DESCRIPTION OF THE TASK: Copy out the lines of the listing below, beginning with the line that contains "avatar[interactable] bbox=[26, 107, 134, 215]" and continuing through the line that contains "author-name-row[interactable]: Fisayo Fosudo", both included.

INPUT RECORDS:
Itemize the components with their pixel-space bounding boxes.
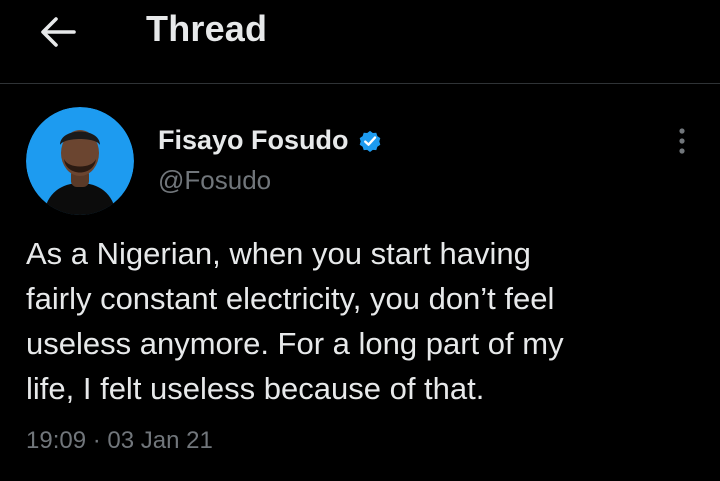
avatar[interactable] bbox=[26, 107, 134, 215]
back-button[interactable] bbox=[30, 10, 86, 54]
tweet-date[interactable]: 03 Jan 21 bbox=[107, 427, 212, 454]
thread-header: Thread bbox=[0, 0, 720, 84]
tweet-time[interactable]: 19:09 bbox=[26, 427, 86, 454]
author-name-row[interactable]: Fisayo Fosudo bbox=[158, 125, 383, 156]
page-title: Thread bbox=[146, 8, 268, 49]
tweet-text: As a Nigerian, when you start having fai… bbox=[26, 236, 564, 406]
avatar-photo bbox=[26, 107, 134, 215]
author-handle[interactable]: @Fosudo bbox=[158, 165, 271, 196]
tweet[interactable]: Fisayo Fosudo @Fosudo As a Nigerian, whe… bbox=[0, 85, 720, 481]
more-vertical-icon bbox=[679, 128, 685, 154]
verified-badge-icon bbox=[357, 128, 383, 154]
tweet-timestamp[interactable]: 19:09 · 03 Jan 21 bbox=[26, 427, 213, 455]
arrow-left-icon bbox=[41, 17, 76, 47]
more-options-button[interactable] bbox=[662, 123, 702, 159]
meta-separator: · bbox=[92, 427, 101, 454]
author-display-name[interactable]: Fisayo Fosudo bbox=[158, 125, 349, 156]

EXPECTED ANSWER:
avatar[interactable] bbox=[26, 107, 134, 215]
back-button[interactable] bbox=[30, 10, 86, 54]
tweet-date[interactable]: 03 Jan 21 bbox=[107, 427, 212, 454]
thread-header: Thread bbox=[0, 0, 720, 84]
tweet-time[interactable]: 19:09 bbox=[26, 427, 86, 454]
author-name-row[interactable]: Fisayo Fosudo bbox=[158, 125, 383, 156]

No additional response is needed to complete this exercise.